Record excerpts:
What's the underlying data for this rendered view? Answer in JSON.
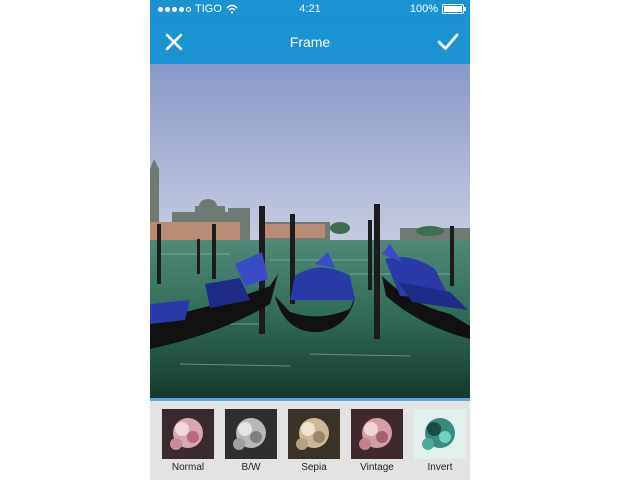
{
  "status_bar": {
    "carrier": "TIGO",
    "time": "4:21",
    "battery": "100%",
    "signal_bars": 4
  },
  "nav": {
    "title": "Frame",
    "close_icon": "close-icon",
    "done_icon": "checkmark-icon"
  },
  "colors": {
    "header": "#1b92d2",
    "tab_border": "#5fa8d8",
    "tab_bg": "#e3e3e3"
  },
  "filters": [
    {
      "label": "Normal"
    },
    {
      "label": "B/W"
    },
    {
      "label": "Sepia"
    },
    {
      "label": "Vintage"
    },
    {
      "label": "Invert"
    }
  ]
}
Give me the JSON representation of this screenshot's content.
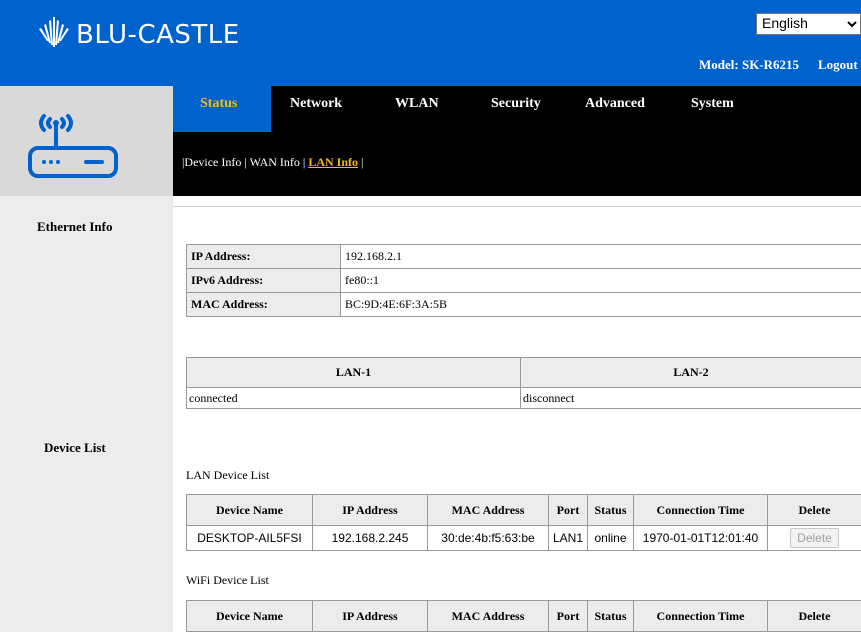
{
  "header": {
    "brand": "BLU-CASTLE",
    "language": "English",
    "model": "Model: SK-R6215",
    "logout": "Logout"
  },
  "nav": {
    "tabs": [
      "Status",
      "Network",
      "WLAN",
      "Security",
      "Advanced",
      "System"
    ],
    "active_tab": "Status",
    "sub": [
      "Device Info",
      "WAN Info",
      "LAN Info"
    ],
    "active_sub": "LAN Info"
  },
  "sidebar": {
    "ethernet_info": "Ethernet Info",
    "device_list": "Device List"
  },
  "ethernet": {
    "rows": [
      {
        "label": "IP Address:",
        "value": "192.168.2.1"
      },
      {
        "label": "IPv6 Address:",
        "value": "fe80::1"
      },
      {
        "label": "MAC Address:",
        "value": "BC:9D:4E:6F:3A:5B"
      }
    ]
  },
  "lan_ports": {
    "headers": [
      "LAN-1",
      "LAN-2"
    ],
    "status": [
      "connected",
      "disconnect"
    ]
  },
  "lan_devices": {
    "title": "LAN Device List",
    "columns": [
      "Device Name",
      "IP Address",
      "MAC Address",
      "Port",
      "Status",
      "Connection Time",
      "Delete"
    ],
    "rows": [
      {
        "name": "DESKTOP-AIL5FSI",
        "ip": "192.168.2.245",
        "mac": "30:de:4b:f5:63:be",
        "port": "LAN1",
        "status": "online",
        "time": "1970-01-01T12:01:40",
        "delete": "Delete"
      }
    ]
  },
  "wifi_devices": {
    "title": "WiFi Device List",
    "columns": [
      "Device Name",
      "IP Address",
      "MAC Address",
      "Port",
      "Status",
      "Connection Time",
      "Delete"
    ]
  },
  "colors": {
    "header_blue": "#0062cc",
    "active_yellow": "#f7b819",
    "nav_black": "#000000",
    "panel_gray": "#d9d9d9"
  }
}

Work instructions: Omit the pictures and restate the rest of the records verbatim.

Written solution:
What's the underlying data for this rendered view? Answer in JSON.
{
  "status_bar": {
    "carrier": "TIGO",
    "time": "4:21",
    "battery": "100%",
    "signal_bars": 4
  },
  "nav": {
    "title": "Frame",
    "close_icon": "close-icon",
    "done_icon": "checkmark-icon"
  },
  "colors": {
    "header": "#1b92d2",
    "tab_border": "#5fa8d8",
    "tab_bg": "#e3e3e3"
  },
  "filters": [
    {
      "label": "Normal"
    },
    {
      "label": "B/W"
    },
    {
      "label": "Sepia"
    },
    {
      "label": "Vintage"
    },
    {
      "label": "Invert"
    }
  ]
}
Give me the JSON representation of this screenshot's content.
{
  "header": {
    "brand": "BLU-CASTLE",
    "language": "English",
    "model": "Model: SK-R6215",
    "logout": "Logout"
  },
  "nav": {
    "tabs": [
      "Status",
      "Network",
      "WLAN",
      "Security",
      "Advanced",
      "System"
    ],
    "active_tab": "Status",
    "sub": [
      "Device Info",
      "WAN Info",
      "LAN Info"
    ],
    "active_sub": "LAN Info"
  },
  "sidebar": {
    "ethernet_info": "Ethernet Info",
    "device_list": "Device List"
  },
  "ethernet": {
    "rows": [
      {
        "label": "IP Address:",
        "value": "192.168.2.1"
      },
      {
        "label": "IPv6 Address:",
        "value": "fe80::1"
      },
      {
        "label": "MAC Address:",
        "value": "BC:9D:4E:6F:3A:5B"
      }
    ]
  },
  "lan_ports": {
    "headers": [
      "LAN-1",
      "LAN-2"
    ],
    "status": [
      "connected",
      "disconnect"
    ]
  },
  "lan_devices": {
    "title": "LAN Device List",
    "columns": [
      "Device Name",
      "IP Address",
      "MAC Address",
      "Port",
      "Status",
      "Connection Time",
      "Delete"
    ],
    "rows": [
      {
        "name": "DESKTOP-AIL5FSI",
        "ip": "192.168.2.245",
        "mac": "30:de:4b:f5:63:be",
        "port": "LAN1",
        "status": "online",
        "time": "1970-01-01T12:01:40",
        "delete": "Delete"
      }
    ]
  },
  "wifi_devices": {
    "title": "WiFi Device List",
    "columns": [
      "Device Name",
      "IP Address",
      "MAC Address",
      "Port",
      "Status",
      "Connection Time",
      "Delete"
    ]
  },
  "colors": {
    "header_blue": "#0062cc",
    "active_yellow": "#f7b819",
    "nav_black": "#000000",
    "panel_gray": "#d9d9d9"
  }
}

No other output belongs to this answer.